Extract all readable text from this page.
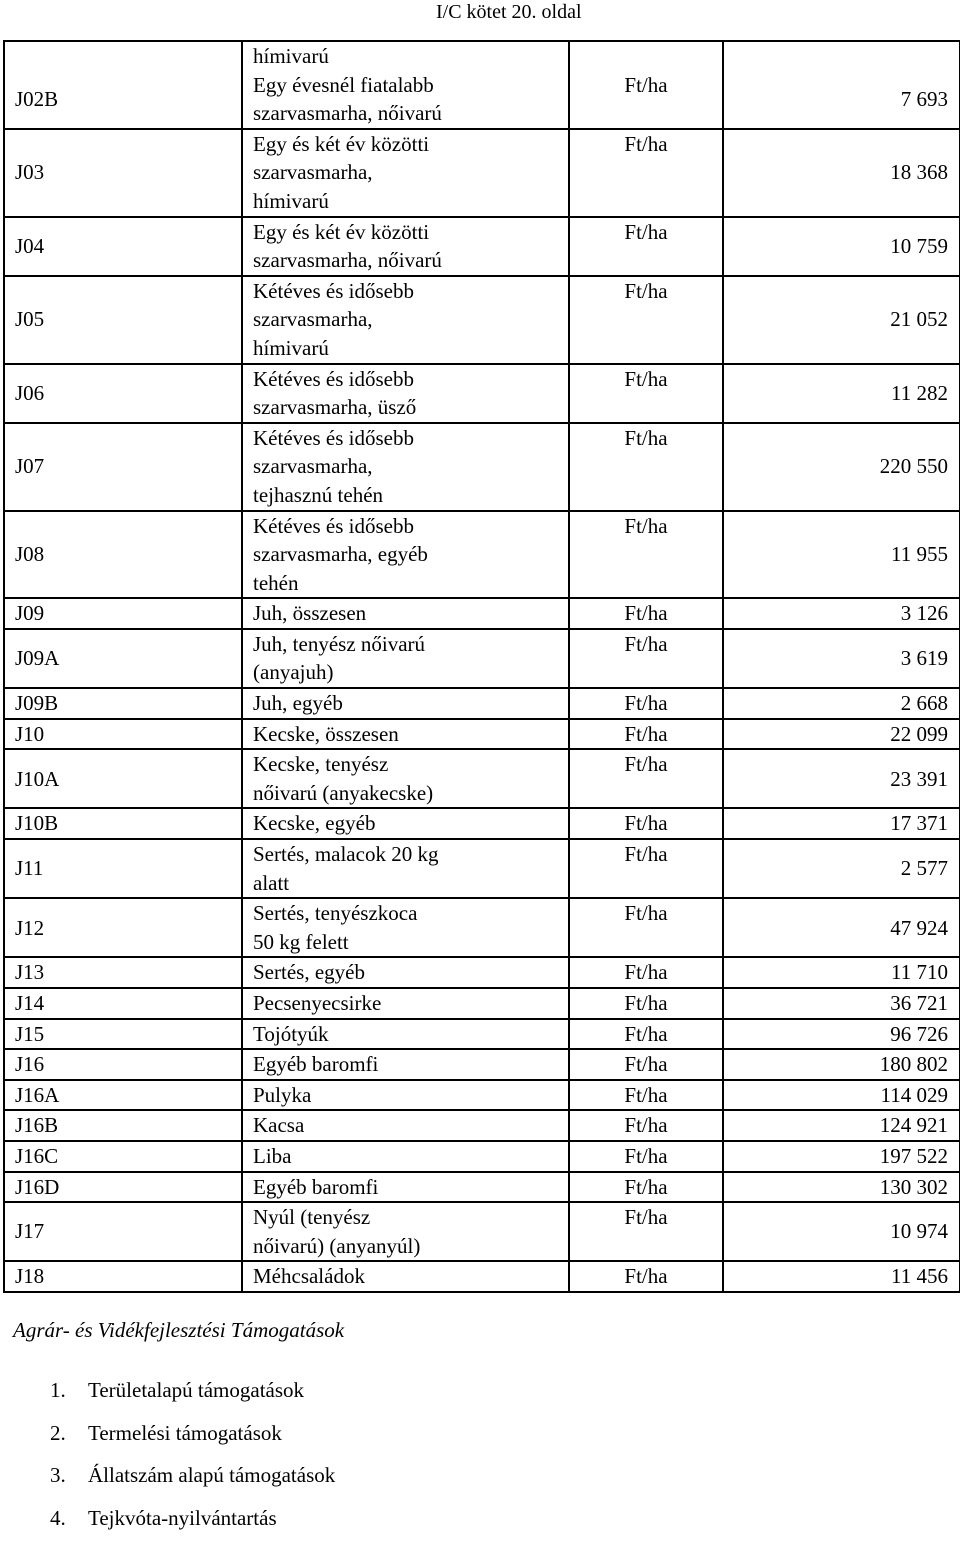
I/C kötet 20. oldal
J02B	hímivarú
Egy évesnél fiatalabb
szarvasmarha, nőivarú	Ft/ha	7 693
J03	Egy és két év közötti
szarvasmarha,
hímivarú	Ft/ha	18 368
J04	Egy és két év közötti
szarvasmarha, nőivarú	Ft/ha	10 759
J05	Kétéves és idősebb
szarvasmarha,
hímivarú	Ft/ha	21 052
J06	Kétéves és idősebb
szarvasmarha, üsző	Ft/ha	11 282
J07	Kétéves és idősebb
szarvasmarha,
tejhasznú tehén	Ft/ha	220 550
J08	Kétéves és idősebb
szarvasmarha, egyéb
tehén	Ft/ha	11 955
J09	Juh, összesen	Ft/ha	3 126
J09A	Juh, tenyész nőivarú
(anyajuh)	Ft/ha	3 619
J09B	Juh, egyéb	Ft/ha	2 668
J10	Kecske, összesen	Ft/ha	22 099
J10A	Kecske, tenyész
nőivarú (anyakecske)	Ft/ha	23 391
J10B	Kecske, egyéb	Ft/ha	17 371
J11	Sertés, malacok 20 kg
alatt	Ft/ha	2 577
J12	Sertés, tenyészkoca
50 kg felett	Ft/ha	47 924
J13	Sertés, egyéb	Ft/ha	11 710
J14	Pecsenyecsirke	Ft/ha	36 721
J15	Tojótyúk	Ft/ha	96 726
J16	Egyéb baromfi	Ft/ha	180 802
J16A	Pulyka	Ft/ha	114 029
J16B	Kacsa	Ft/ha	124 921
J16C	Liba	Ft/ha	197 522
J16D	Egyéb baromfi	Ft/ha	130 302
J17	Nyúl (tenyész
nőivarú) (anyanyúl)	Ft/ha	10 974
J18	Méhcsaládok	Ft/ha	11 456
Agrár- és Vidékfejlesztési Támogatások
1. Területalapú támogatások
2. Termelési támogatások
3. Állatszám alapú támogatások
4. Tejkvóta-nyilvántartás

--

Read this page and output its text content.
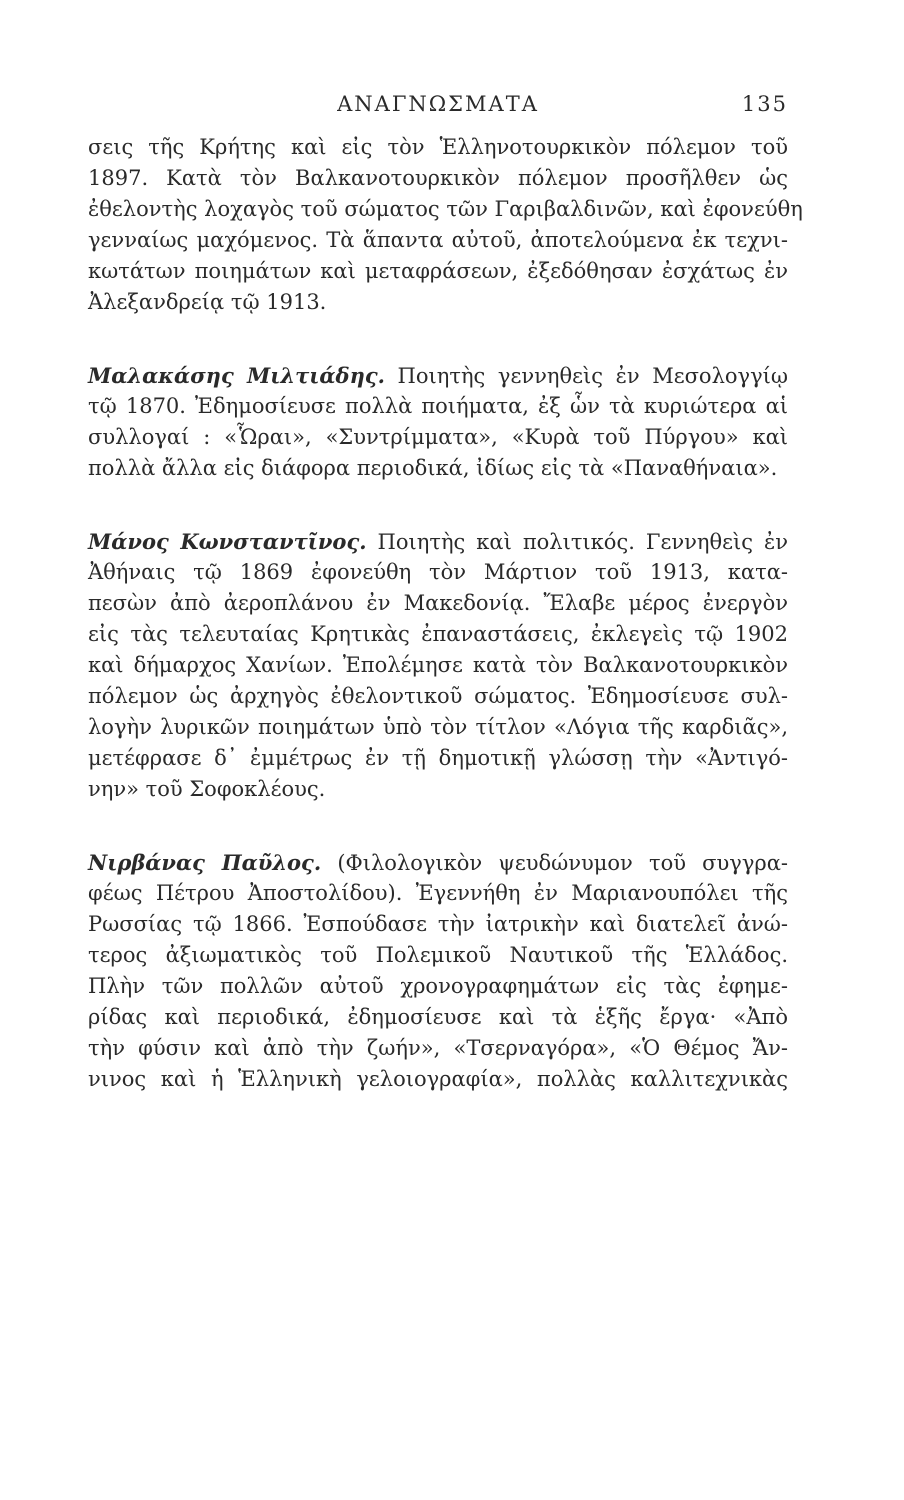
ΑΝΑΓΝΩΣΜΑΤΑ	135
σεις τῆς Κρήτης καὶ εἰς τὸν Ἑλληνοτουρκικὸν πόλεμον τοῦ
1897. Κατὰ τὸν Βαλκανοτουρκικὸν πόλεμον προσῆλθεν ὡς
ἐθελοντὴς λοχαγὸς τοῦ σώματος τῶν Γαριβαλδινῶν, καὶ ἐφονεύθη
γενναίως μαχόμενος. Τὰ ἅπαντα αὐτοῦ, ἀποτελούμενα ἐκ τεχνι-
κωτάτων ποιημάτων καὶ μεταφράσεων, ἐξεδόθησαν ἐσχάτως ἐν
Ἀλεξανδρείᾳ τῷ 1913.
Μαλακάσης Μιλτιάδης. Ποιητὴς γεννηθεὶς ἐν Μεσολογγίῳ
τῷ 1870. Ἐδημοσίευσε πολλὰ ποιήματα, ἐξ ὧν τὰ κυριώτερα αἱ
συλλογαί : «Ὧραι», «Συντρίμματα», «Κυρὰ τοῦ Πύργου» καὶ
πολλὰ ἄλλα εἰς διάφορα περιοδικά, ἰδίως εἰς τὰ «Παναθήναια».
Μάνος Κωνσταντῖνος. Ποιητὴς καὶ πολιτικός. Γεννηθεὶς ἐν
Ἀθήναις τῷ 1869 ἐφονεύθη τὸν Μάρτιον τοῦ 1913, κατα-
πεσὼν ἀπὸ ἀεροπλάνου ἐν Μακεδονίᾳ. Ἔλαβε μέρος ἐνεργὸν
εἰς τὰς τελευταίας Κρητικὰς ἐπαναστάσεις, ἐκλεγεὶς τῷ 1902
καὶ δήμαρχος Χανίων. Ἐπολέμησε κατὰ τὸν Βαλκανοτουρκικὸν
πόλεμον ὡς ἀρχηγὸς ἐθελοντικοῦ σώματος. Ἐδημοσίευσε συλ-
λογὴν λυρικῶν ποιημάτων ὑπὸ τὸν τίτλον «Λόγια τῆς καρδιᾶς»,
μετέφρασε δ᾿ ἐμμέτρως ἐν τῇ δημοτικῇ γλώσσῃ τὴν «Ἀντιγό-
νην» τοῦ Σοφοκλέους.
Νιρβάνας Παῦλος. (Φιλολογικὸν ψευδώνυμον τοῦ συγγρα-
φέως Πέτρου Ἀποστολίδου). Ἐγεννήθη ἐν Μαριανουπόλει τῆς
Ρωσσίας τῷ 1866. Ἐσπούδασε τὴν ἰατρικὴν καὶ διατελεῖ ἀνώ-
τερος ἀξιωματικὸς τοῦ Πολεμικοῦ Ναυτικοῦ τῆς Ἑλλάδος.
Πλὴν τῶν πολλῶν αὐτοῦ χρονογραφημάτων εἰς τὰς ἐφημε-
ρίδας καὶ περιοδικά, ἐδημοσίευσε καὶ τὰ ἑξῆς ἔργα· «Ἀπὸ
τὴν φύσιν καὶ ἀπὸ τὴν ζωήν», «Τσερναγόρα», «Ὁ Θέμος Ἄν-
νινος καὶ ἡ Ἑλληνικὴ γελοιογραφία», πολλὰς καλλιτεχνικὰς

--

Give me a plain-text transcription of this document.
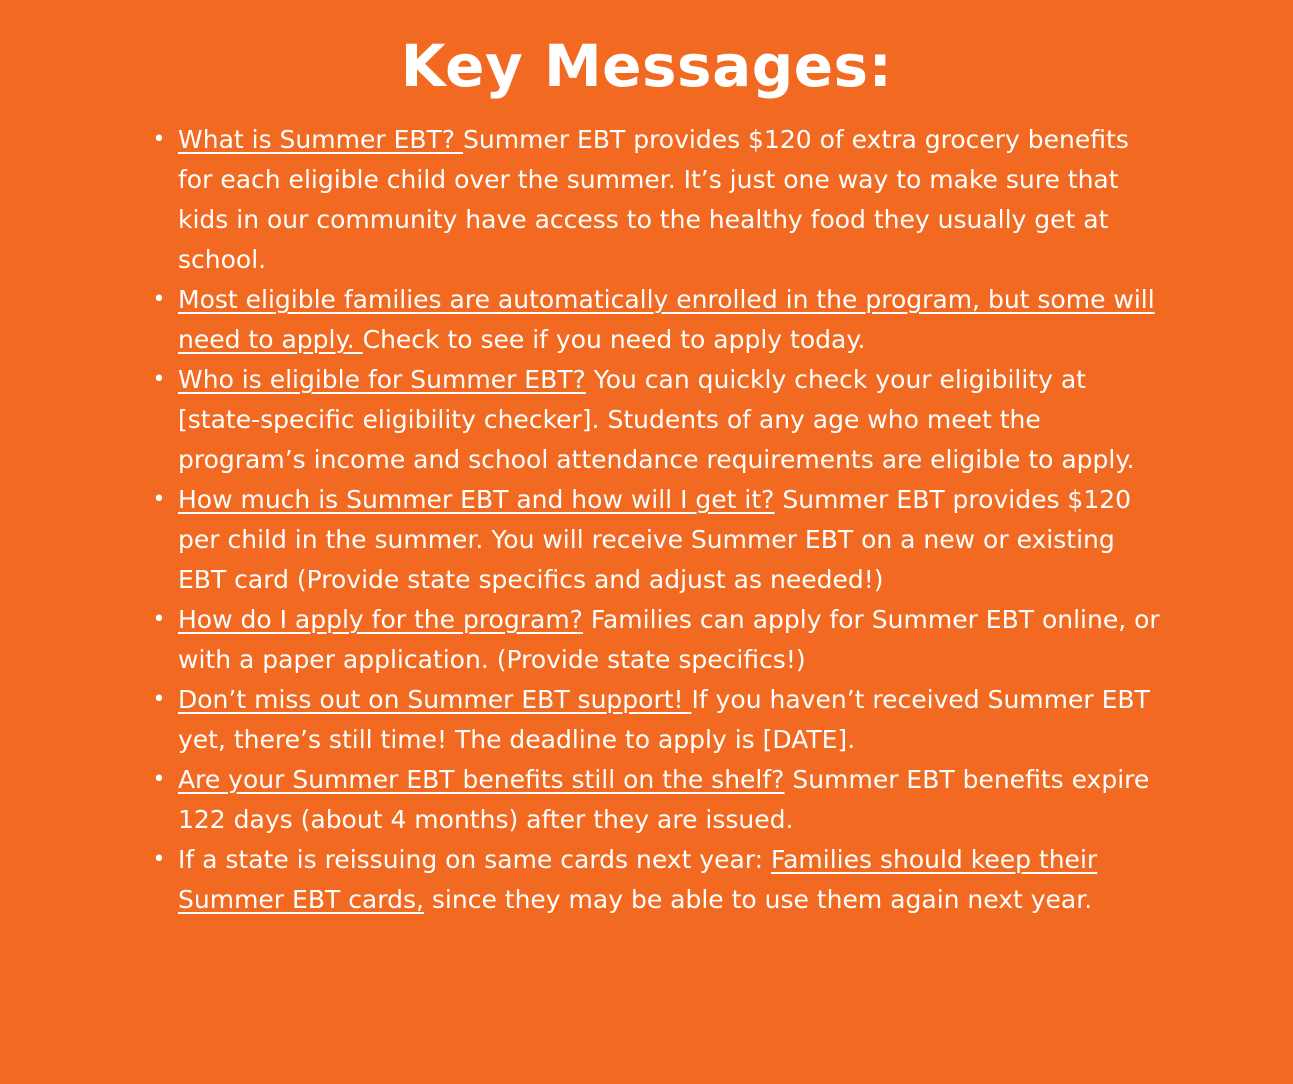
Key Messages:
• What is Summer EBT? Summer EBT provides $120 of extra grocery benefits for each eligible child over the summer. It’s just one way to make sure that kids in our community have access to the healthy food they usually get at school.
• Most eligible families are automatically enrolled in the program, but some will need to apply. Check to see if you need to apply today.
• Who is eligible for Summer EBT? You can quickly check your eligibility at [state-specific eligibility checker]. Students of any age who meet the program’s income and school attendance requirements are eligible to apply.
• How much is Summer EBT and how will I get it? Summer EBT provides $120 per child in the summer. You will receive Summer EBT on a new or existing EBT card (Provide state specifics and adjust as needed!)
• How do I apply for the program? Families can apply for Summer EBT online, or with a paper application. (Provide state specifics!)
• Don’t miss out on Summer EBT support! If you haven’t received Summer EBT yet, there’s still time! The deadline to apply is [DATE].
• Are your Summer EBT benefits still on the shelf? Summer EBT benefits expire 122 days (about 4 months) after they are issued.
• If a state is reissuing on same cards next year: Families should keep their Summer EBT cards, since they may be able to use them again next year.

#### TASK
The string "baromfi" may appear in lines of the listing above; tally those lines and give the number only.

#### EXERCISE SOLUTION
2